» Aim of the task: Lines containing the string "text" are to be counted; report only how many there are.

[begin Material]

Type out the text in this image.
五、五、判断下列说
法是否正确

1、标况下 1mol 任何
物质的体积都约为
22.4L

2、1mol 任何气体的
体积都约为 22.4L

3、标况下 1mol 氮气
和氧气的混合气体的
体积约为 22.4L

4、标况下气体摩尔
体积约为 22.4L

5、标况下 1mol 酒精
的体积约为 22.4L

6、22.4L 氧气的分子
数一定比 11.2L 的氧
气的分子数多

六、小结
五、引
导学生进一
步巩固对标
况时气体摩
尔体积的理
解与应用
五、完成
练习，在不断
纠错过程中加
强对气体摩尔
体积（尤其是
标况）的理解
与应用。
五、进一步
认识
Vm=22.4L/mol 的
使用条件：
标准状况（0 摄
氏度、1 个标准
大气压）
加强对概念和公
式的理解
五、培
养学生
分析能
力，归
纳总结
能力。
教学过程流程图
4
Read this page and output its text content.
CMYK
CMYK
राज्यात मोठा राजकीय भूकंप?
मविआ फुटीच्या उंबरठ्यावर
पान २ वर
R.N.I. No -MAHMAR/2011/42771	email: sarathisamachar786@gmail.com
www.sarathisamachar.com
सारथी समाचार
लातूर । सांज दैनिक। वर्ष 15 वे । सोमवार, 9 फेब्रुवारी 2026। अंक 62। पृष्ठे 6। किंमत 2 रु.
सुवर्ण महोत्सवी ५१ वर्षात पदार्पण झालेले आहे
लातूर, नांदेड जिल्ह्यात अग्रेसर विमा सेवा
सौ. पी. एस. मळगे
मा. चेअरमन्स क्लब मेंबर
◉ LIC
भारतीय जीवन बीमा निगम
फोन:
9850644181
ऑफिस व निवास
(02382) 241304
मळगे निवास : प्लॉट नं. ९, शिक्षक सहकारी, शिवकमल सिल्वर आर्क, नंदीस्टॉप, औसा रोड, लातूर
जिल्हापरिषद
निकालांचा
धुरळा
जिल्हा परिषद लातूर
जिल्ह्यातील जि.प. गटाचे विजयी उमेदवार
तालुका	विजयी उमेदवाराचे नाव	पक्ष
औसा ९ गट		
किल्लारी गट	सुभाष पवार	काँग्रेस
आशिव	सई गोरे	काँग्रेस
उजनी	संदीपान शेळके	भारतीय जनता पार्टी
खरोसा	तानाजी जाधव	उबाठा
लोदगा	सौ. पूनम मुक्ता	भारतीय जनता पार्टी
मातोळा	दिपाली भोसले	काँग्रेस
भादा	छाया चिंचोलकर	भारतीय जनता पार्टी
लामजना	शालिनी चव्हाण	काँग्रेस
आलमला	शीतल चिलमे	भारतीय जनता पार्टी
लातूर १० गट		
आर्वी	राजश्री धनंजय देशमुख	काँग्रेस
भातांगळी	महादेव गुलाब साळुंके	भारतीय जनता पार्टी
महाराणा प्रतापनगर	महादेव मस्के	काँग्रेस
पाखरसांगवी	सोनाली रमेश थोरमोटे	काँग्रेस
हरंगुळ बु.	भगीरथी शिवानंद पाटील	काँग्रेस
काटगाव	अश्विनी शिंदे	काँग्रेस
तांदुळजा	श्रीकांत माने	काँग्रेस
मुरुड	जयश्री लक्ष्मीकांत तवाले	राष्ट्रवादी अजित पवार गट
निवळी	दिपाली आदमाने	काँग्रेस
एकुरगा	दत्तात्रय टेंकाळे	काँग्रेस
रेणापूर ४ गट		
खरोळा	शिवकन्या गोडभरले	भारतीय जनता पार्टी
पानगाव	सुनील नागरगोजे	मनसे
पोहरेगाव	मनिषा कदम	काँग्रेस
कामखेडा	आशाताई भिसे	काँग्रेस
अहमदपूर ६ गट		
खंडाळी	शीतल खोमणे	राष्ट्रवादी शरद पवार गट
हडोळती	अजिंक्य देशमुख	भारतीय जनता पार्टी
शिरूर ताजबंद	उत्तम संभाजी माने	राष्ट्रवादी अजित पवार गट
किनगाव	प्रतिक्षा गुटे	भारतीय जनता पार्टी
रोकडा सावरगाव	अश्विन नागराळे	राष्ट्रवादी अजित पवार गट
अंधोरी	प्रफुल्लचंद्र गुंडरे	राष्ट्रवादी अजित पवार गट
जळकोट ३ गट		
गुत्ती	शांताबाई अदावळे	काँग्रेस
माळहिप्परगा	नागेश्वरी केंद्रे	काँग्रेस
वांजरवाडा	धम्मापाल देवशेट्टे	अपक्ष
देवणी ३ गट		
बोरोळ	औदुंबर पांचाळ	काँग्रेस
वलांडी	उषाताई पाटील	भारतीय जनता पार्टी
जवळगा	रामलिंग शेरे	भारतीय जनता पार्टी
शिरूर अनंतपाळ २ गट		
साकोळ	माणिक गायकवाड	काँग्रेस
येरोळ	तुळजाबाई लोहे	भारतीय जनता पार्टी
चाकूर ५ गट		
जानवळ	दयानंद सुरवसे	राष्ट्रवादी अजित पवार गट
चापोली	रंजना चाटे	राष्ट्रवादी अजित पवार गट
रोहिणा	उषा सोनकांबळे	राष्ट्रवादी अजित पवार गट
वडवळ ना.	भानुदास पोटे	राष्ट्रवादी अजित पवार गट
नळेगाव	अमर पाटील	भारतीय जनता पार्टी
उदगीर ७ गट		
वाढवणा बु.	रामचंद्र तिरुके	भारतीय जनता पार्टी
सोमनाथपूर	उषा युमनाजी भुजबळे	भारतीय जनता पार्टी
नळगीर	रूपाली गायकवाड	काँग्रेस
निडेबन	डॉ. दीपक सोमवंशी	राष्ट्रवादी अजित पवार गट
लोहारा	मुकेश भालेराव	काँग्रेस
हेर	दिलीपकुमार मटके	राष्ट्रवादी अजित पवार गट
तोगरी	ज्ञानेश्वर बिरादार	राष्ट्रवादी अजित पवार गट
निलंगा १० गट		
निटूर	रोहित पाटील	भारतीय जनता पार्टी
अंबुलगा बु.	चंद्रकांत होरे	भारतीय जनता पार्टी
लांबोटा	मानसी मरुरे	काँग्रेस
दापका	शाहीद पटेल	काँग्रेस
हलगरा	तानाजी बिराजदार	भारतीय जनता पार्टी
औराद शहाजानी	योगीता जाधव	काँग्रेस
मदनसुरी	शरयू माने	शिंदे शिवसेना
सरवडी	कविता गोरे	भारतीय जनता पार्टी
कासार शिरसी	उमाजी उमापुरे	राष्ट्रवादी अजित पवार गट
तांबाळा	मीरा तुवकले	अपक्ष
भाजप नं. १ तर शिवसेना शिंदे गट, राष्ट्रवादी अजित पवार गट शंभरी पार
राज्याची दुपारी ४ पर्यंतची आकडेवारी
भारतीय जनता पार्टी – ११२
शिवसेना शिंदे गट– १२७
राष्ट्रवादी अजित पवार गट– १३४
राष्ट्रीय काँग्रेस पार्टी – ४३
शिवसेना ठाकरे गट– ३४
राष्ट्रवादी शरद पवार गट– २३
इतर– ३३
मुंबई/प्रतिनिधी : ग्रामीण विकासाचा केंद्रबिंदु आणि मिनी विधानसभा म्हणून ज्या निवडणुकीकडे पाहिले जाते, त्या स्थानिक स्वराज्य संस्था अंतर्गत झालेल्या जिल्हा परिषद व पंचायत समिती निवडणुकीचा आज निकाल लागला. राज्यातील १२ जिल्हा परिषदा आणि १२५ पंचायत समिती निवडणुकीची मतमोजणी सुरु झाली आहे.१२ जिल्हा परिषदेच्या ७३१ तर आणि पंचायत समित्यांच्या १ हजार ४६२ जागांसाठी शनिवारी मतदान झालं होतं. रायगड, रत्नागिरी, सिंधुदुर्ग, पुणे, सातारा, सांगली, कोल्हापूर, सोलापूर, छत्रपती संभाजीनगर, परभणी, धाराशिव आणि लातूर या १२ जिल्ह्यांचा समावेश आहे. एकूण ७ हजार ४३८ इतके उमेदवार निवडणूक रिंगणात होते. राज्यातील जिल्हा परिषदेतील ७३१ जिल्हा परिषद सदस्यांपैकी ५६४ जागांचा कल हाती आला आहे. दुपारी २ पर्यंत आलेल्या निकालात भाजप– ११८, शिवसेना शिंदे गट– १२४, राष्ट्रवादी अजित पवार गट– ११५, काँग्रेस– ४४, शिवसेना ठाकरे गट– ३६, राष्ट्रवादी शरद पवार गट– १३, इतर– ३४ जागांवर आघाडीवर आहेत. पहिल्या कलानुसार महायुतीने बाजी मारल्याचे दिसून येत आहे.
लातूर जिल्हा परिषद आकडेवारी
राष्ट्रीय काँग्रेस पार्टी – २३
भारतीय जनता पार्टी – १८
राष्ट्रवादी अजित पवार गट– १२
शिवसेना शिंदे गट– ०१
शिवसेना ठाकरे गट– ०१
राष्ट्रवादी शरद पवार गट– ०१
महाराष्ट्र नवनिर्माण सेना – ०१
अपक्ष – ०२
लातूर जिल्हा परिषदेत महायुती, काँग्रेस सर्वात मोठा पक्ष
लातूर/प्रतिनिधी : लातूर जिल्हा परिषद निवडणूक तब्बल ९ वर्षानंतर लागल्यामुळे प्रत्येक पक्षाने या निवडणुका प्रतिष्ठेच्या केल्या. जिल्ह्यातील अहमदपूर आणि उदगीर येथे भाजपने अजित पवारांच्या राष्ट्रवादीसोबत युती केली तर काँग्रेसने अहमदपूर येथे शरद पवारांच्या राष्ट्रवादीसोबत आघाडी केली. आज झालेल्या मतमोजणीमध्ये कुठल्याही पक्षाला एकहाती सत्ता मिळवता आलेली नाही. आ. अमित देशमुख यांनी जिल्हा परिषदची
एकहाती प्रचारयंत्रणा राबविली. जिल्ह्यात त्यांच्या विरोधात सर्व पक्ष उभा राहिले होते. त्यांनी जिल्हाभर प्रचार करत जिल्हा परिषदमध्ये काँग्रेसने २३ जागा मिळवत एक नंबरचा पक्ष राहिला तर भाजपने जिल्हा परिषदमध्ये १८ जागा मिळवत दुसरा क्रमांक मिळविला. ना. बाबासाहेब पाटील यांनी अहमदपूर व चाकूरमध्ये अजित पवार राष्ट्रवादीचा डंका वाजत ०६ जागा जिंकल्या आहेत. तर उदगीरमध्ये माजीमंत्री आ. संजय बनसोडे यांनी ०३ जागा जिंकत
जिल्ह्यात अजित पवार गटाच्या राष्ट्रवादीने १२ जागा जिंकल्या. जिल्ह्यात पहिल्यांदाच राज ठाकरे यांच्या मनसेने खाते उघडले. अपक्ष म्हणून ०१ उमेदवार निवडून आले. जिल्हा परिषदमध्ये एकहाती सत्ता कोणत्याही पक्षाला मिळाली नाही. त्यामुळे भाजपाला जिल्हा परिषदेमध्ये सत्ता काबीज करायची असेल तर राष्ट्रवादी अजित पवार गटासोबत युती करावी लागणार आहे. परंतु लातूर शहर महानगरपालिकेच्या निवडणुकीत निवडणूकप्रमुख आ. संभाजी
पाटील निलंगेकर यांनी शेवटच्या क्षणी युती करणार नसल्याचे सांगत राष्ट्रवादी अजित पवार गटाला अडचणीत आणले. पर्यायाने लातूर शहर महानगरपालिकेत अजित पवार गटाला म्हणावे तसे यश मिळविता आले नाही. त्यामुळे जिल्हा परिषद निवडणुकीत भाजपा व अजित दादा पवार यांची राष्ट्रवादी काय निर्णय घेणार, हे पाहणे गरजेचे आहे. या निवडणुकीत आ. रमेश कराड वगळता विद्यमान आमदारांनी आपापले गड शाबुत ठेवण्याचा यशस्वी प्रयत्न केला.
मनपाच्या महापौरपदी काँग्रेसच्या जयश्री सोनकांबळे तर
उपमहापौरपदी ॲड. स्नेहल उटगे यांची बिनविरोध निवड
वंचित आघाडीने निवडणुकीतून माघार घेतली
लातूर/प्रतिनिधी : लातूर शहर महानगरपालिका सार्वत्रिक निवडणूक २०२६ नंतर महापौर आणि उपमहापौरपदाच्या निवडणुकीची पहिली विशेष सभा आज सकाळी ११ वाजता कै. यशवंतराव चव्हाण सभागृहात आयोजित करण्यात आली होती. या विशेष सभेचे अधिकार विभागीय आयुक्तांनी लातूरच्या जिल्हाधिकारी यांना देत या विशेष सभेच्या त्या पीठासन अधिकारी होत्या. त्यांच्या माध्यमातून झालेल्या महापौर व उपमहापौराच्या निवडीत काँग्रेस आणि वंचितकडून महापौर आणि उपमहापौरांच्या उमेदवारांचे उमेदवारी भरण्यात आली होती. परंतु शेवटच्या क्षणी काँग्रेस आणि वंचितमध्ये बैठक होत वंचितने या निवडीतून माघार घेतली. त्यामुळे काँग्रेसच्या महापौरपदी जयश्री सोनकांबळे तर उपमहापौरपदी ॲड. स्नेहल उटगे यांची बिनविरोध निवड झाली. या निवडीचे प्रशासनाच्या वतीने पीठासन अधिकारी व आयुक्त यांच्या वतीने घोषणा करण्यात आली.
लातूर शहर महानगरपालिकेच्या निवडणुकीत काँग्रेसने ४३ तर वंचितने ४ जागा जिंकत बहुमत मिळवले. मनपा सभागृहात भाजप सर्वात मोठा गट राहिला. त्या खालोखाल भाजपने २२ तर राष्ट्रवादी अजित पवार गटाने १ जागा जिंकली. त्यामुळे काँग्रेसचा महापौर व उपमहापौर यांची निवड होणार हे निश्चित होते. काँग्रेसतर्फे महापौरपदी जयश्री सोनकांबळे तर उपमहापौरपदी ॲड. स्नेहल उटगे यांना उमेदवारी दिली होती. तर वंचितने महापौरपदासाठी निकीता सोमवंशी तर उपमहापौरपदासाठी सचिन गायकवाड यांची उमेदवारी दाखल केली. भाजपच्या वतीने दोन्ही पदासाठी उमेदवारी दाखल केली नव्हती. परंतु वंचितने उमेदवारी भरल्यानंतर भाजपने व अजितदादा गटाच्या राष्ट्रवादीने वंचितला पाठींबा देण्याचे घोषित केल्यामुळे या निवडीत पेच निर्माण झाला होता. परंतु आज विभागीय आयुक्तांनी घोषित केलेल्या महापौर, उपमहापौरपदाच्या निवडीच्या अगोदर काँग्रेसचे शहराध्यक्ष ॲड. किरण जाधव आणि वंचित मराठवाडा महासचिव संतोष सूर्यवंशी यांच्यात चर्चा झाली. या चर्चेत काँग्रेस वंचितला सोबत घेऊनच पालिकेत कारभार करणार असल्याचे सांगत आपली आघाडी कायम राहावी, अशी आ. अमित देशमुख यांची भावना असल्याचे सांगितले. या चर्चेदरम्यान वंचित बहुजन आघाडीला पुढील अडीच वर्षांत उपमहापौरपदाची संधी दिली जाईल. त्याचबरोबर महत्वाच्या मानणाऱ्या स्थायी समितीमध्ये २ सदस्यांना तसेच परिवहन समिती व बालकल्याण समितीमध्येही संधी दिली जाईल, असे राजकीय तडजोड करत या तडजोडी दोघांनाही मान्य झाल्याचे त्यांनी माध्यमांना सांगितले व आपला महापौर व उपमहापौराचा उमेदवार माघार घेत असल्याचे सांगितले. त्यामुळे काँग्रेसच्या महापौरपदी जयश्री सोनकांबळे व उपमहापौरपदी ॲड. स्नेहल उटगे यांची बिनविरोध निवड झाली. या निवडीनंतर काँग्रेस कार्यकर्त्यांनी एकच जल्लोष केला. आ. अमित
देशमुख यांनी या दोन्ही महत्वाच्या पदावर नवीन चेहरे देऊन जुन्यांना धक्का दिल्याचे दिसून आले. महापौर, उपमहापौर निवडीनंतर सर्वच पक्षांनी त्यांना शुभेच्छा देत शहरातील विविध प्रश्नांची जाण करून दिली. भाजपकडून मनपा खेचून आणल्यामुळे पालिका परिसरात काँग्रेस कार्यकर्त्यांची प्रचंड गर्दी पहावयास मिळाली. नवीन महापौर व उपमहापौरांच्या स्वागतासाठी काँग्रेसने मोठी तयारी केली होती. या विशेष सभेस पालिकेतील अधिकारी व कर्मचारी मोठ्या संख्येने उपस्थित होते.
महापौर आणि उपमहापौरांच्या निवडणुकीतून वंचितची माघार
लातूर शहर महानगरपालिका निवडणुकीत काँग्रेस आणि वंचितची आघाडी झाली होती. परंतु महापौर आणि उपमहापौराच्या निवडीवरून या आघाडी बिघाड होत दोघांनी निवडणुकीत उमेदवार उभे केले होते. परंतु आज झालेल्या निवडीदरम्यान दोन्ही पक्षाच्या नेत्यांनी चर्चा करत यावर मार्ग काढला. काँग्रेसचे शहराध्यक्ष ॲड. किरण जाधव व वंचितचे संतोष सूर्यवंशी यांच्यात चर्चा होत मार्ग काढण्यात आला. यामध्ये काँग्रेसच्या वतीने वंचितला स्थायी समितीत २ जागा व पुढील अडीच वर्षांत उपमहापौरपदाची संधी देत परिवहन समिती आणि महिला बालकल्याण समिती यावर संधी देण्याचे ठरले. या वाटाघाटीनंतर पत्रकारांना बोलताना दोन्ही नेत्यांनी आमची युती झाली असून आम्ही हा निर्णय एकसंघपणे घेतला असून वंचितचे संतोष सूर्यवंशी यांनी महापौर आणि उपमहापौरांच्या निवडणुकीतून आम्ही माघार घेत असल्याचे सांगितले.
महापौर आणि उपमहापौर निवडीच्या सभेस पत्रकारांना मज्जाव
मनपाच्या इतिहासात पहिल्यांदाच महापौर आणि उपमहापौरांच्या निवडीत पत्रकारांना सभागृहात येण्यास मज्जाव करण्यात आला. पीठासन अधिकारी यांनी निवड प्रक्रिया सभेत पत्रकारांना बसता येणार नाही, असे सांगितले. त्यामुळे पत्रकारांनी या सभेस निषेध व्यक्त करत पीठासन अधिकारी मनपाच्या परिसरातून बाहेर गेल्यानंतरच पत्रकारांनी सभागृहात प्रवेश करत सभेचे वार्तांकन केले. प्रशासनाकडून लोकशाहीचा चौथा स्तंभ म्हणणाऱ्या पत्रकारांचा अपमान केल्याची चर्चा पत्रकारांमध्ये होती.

[end Material]

» Reply to the exercise: 2